DIRECTIONS:
Copy out, from the entries below, each line holding the string "Class".

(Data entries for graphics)
= = = =

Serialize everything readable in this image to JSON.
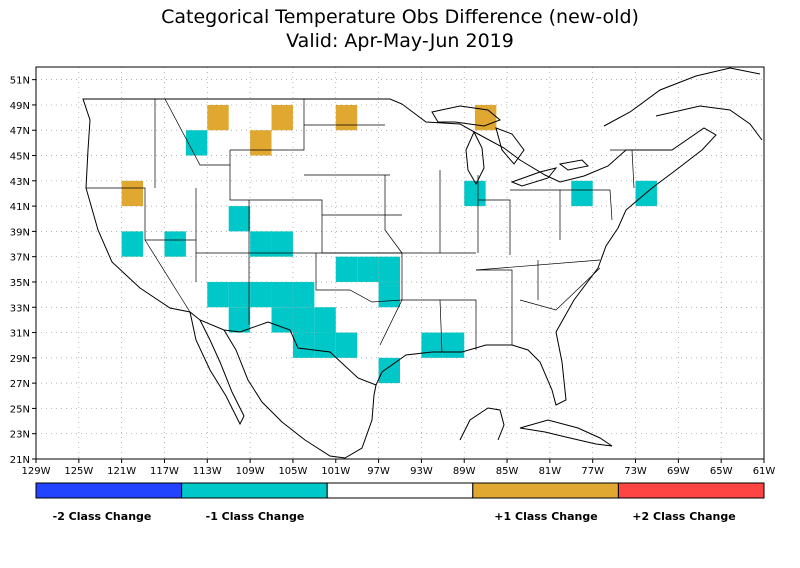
{
  "title": "Categorical Temperature Obs Difference (new-old)",
  "subtitle": "Valid: Apr-May-Jun 2019",
  "lon_labels": [
    "129W",
    "125W",
    "121W",
    "117W",
    "113W",
    "109W",
    "105W",
    "101W",
    "97W",
    "93W",
    "89W",
    "85W",
    "81W",
    "77W",
    "73W",
    "69W",
    "65W",
    "61W"
  ],
  "lat_labels": [
    "21N",
    "23N",
    "25N",
    "27N",
    "29N",
    "31N",
    "33N",
    "35N",
    "37N",
    "39N",
    "41N",
    "43N",
    "45N",
    "47N",
    "49N",
    "51N"
  ],
  "legend": {
    "colors": [
      "#2244ff",
      "#00c8c8",
      "#ffffff",
      "#e0a830",
      "#ff4444"
    ],
    "labels": [
      "-2 Class Change",
      "-1 Class Change",
      "+1 Class Change",
      "+2 Class Change"
    ]
  },
  "map_data": {
    "grid_step_deg": 2,
    "extent": {
      "lon_min": -129,
      "lon_max": -61,
      "lat_min": 21,
      "lat_max": 52
    },
    "cells": [
      {
        "lon": -112,
        "lat": 48,
        "change": 1
      },
      {
        "lon": -106,
        "lat": 48,
        "change": 1
      },
      {
        "lon": -100,
        "lat": 48,
        "change": 1
      },
      {
        "lon": -108,
        "lat": 46,
        "change": 1
      },
      {
        "lon": -114,
        "lat": 46,
        "change": -1
      },
      {
        "lon": -87,
        "lat": 48,
        "change": 1
      },
      {
        "lon": -120,
        "lat": 42,
        "change": 1
      },
      {
        "lon": -88,
        "lat": 42,
        "change": -1
      },
      {
        "lon": -78,
        "lat": 42,
        "change": -1
      },
      {
        "lon": -72,
        "lat": 42,
        "change": -1
      },
      {
        "lon": -110,
        "lat": 40,
        "change": -1
      },
      {
        "lon": -120,
        "lat": 38,
        "change": -1
      },
      {
        "lon": -116,
        "lat": 38,
        "change": -1
      },
      {
        "lon": -108,
        "lat": 38,
        "change": -1
      },
      {
        "lon": -106,
        "lat": 38,
        "change": -1
      },
      {
        "lon": -100,
        "lat": 36,
        "change": -1
      },
      {
        "lon": -98,
        "lat": 36,
        "change": -1
      },
      {
        "lon": -96,
        "lat": 36,
        "change": -1
      },
      {
        "lon": -112,
        "lat": 34,
        "change": -1
      },
      {
        "lon": -110,
        "lat": 34,
        "change": -1
      },
      {
        "lon": -108,
        "lat": 34,
        "change": -1
      },
      {
        "lon": -106,
        "lat": 34,
        "change": -1
      },
      {
        "lon": -104,
        "lat": 34,
        "change": -1
      },
      {
        "lon": -96,
        "lat": 34,
        "change": -1
      },
      {
        "lon": -110,
        "lat": 32,
        "change": -1
      },
      {
        "lon": -106,
        "lat": 32,
        "change": -1
      },
      {
        "lon": -104,
        "lat": 32,
        "change": -1
      },
      {
        "lon": -102,
        "lat": 32,
        "change": -1
      },
      {
        "lon": -104,
        "lat": 30,
        "change": -1
      },
      {
        "lon": -102,
        "lat": 30,
        "change": -1
      },
      {
        "lon": -100,
        "lat": 30,
        "change": -1
      },
      {
        "lon": -92,
        "lat": 30,
        "change": -1
      },
      {
        "lon": -90,
        "lat": 30,
        "change": -1
      },
      {
        "lon": -96,
        "lat": 28,
        "change": -1
      }
    ]
  }
}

= = = =

OUTPUT:
      "-2 Class Change",
      "-1 Class Change",
      "+1 Class Change",
      "+2 Class Change"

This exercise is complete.